▸ EXERCISE INSTRUCTIONS
Among the entries below, find the lines with "万平方米" and copy them.

§

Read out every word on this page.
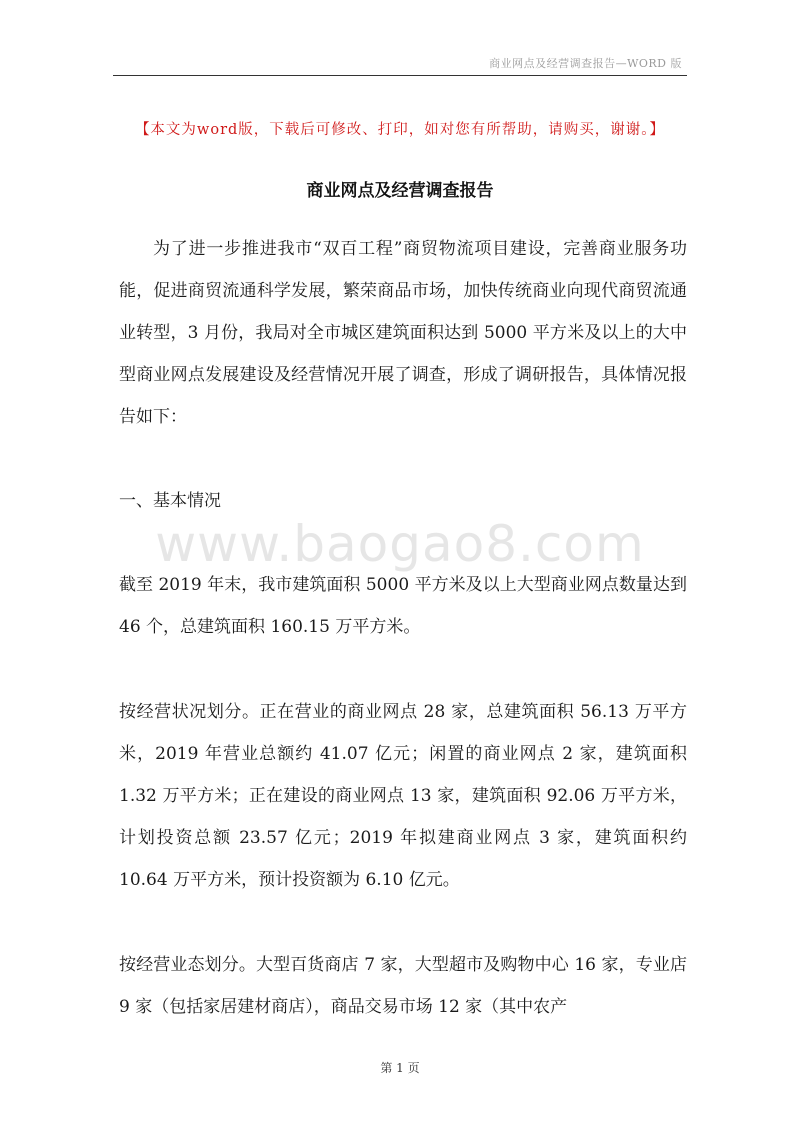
商业网点及经营调查报告—WORD 版
【本文为word版，下载后可修改、打印，如对您有所帮助，请购买，谢谢。】
商业网点及经营调查报告

为了进一步推进我市“双百工程”商贸物流项目建设，完善商业服务功能，促进商贸流通科学发展，繁荣商品市场，加快传统商业向现代商贸流通业转型，3 月份，我局对全市城区建筑面积达到 5000 平方米及以上的大中型商业网点发展建设及经营情况开展了调查，形成了调研报告，具体情况报告如下：

一、基本情况

www.baogao8.com

截至 2019 年末，我市建筑面积 5000 平方米及以上大型商业网点数量达到 46 个，总建筑面积 160.15 万平方米。

按经营状况划分。正在营业的商业网点 28 家，总建筑面积 56.13 万平方米，2019 年营业总额约 41.07 亿元；闲置的商业网点 2 家，建筑面积 1.32 万平方米；正在建设的商业网点 13 家，建筑面积 92.06 万平方米，计划投资总额 23.57 亿元；2019 年拟建商业网点 3 家，建筑面积约 10.64 万平方米，预计投资额为 6.10 亿元。

按经营业态划分。大型百货商店 7 家，大型超市及购物中心 16 家，专业店 9 家（包括家居建材商店），商品交易市场 12 家（其中农产

第 1 页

§

▸ RESULT OF THE EXERCISE
截至 2019 年末，我市建筑面积 5000 平方米及以上大型商业网点数量达到 46 个，总建筑面积 160.15 万平方米。
按经营状况划分。正在营业的商业网点 28 家，总建筑面积 56.13 万平方米，2019 年营业总额约 41.07 亿元；闲置的商业网点 2 家，建筑面积 1.32 万平方米；正在建设的商业网点 13 家，建筑面积 92.06 万平方米，计划投资总额 23.57 亿元；2019 年拟建商业网点 3 家，建筑面积约 10.64 万平方米，预计投资额为 6.10 亿元。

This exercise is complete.